* [Records supplied]:
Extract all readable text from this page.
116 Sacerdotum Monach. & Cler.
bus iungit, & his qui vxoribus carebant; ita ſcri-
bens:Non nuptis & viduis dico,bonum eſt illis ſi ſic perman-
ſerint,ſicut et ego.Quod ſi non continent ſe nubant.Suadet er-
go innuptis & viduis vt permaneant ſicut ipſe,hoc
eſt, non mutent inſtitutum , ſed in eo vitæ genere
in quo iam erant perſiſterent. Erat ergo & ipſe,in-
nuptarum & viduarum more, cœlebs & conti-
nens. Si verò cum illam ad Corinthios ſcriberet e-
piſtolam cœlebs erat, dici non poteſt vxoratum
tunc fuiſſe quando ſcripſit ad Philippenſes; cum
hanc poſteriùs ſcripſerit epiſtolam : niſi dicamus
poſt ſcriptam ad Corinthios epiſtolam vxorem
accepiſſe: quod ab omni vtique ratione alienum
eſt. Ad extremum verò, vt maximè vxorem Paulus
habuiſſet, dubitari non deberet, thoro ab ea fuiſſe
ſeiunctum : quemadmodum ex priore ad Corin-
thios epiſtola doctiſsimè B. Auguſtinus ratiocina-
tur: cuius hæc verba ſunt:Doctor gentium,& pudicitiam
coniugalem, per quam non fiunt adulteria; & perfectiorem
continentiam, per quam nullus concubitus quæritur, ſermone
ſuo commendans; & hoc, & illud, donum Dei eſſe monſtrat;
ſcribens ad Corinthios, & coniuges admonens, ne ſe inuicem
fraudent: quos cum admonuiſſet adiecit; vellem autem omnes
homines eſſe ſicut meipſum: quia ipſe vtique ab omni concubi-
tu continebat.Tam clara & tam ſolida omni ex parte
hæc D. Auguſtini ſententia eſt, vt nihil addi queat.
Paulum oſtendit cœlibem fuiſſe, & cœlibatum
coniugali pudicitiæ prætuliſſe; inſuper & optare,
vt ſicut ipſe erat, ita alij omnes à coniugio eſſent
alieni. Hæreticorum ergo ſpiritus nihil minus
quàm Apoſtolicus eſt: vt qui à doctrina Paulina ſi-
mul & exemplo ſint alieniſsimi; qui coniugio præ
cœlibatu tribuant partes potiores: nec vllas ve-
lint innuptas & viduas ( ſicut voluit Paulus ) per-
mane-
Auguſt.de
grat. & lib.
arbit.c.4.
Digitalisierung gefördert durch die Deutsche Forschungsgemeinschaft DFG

* [Your instructions]: Extract all the entries word for word.

* [The response]:
Extract all readable text from this page.
116 Sacerdotum Monach. & Cler.
bus iungit, & his qui vxoribus carebant; ita ſcri-
bens:Non nuptis & viduis dico,bonum eſt illis ſi ſic perman-
ſerint,ſicut et ego.Quod ſi non continent ſe nubant.Suadet er-
go innuptis & viduis vt permaneant ſicut ipſe,hoc
eſt, non mutent inſtitutum , ſed in eo vitæ genere
in quo iam erant perſiſterent. Erat ergo & ipſe,in-
nuptarum & viduarum more, cœlebs & conti-
nens. Si verò cum illam ad Corinthios ſcriberet e-
piſtolam cœlebs erat, dici non poteſt vxoratum
tunc fuiſſe quando ſcripſit ad Philippenſes; cum
hanc poſteriùs ſcripſerit epiſtolam : niſi dicamus
poſt ſcriptam ad Corinthios epiſtolam vxorem
accepiſſe: quod ab omni vtique ratione alienum
eſt. Ad extremum verò, vt maximè vxorem Paulus
habuiſſet, dubitari non deberet, thoro ab ea fuiſſe
ſeiunctum : quemadmodum ex priore ad Corin-
thios epiſtola doctiſsimè B. Auguſtinus ratiocina-
tur: cuius hæc verba ſunt:Doctor gentium,& pudicitiam
coniugalem, per quam non fiunt adulteria; & perfectiorem
continentiam, per quam nullus concubitus quæritur, ſermone
ſuo commendans; & hoc, & illud, donum Dei eſſe monſtrat;
ſcribens ad Corinthios, & coniuges admonens, ne ſe inuicem
fraudent: quos cum admonuiſſet adiecit; vellem autem omnes
homines eſſe ſicut meipſum: quia ipſe vtique ab omni concubi-
tu continebat.Tam clara & tam ſolida omni ex parte
hæc D. Auguſtini ſententia eſt, vt nihil addi queat.
Paulum oſtendit cœlibem fuiſſe, & cœlibatum
coniugali pudicitiæ prætuliſſe; inſuper & optare,
vt ſicut ipſe erat, ita alij omnes à coniugio eſſent
alieni. Hæreticorum ergo ſpiritus nihil minus
quàm Apoſtolicus eſt: vt qui à doctrina Paulina ſi-
mul & exemplo ſint alieniſsimi; qui coniugio præ
cœlibatu tribuant partes potiores: nec vllas ve-
lint innuptas & viduas ( ſicut voluit Paulus ) per-
mane-
Auguſt.de
grat. & lib.
arbit.c.4.
Digitalisierung gefördert durch die Deutsche Forschungsgemeinschaft DFG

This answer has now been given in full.